**Exercise aim**
Below is a listing; write it out exactly and drop any images from it.

[Dataset items]
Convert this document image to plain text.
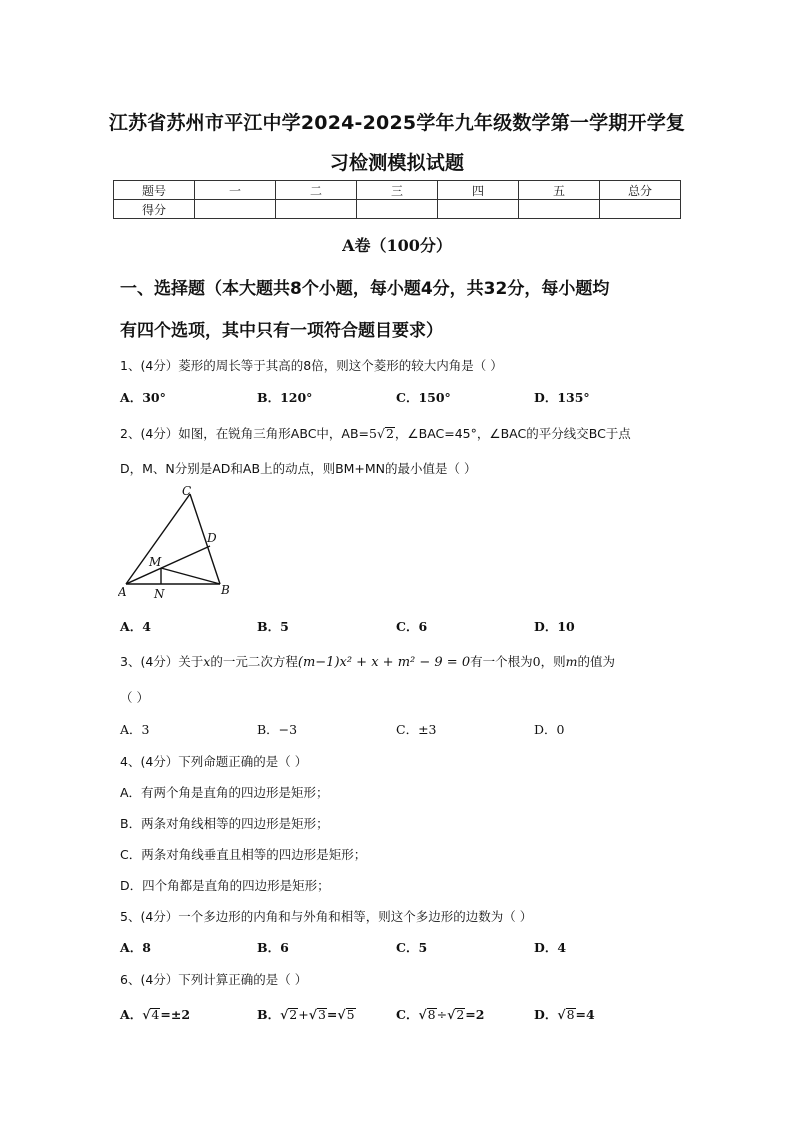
江苏省苏州市平江中学2024-2025学年九年级数学第一学期开学复
习检测模拟试题
题号	一	二	三	四	五	总分
得分						
A卷（100分）
一、选择题（本大题共8个小题，每小题4分，共32分，每小题均
有四个选项，其中只有一项符合题目要求）
1、(4分）菱形的周长等于其高的8倍，则这个菱形的较大内角是（ ）
A．30°	B．120°	C．150°	D．135°
2、(4分）如图，在锐角三角形ABC中，AB=5√2，∠BAC=45°，∠BAC的平分线交BC于点
D，M、N分别是AD和AB上的动点，则BM+MN的最小值是（ ）
A	B
C
D
M
N
A．4	B．5	C．6	D．10
3、(4分）关于x的一元二次方程(m−1)x² + x + m² − 9 = 0有一个根为0，则m的值为
（ ）
A．3	B．−3	C．±3	D．0
4、(4分）下列命题正确的是（ ）
A．有两个角是直角的四边形是矩形；
B．两条对角线相等的四边形是矩形；
C．两条对角线垂直且相等的四边形是矩形；
D．四个角都是直角的四边形是矩形；
5、(4分）一个多边形的内角和与外角和相等，则这个多边形的边数为（ ）
A．8	B．6	C．5	D．4
6、(4分）下列计算正确的是（ ）
A．√4=±2	B．√2+√3=√5	C．√8÷√2=2	D．√8=4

**Answer to this exercise**
Convert this document image to plain text.
江苏省苏州市平江中学2024-2025学年九年级数学第一学期开学复
习检测模拟试题
题号	一	二	三	四	五	总分
得分						
A卷（100分）
一、选择题（本大题共8个小题，每小题4分，共32分，每小题均
有四个选项，其中只有一项符合题目要求）
1、(4分）菱形的周长等于其高的8倍，则这个菱形的较大内角是（ ）
A．30°	B．120°	C．150°	D．135°
2、(4分）如图，在锐角三角形ABC中，AB=5√2，∠BAC=45°，∠BAC的平分线交BC于点
D，M、N分别是AD和AB上的动点，则BM+MN的最小值是（ ）
A	B
C
D
M
N
A．4	B．5	C．6	D．10
3、(4分）关于x的一元二次方程(m−1)x² + x + m² − 9 = 0有一个根为0，则m的值为
（ ）
A．3	B．−3	C．±3	D．0
4、(4分）下列命题正确的是（ ）
A．有两个角是直角的四边形是矩形；
B．两条对角线相等的四边形是矩形；
C．两条对角线垂直且相等的四边形是矩形；
D．四个角都是直角的四边形是矩形；
5、(4分）一个多边形的内角和与外角和相等，则这个多边形的边数为（ ）
A．8	B．6	C．5	D．4
6、(4分）下列计算正确的是（ ）
A．√4=±2	B．√2+√3=√5	C．√8÷√2=2	D．√8=4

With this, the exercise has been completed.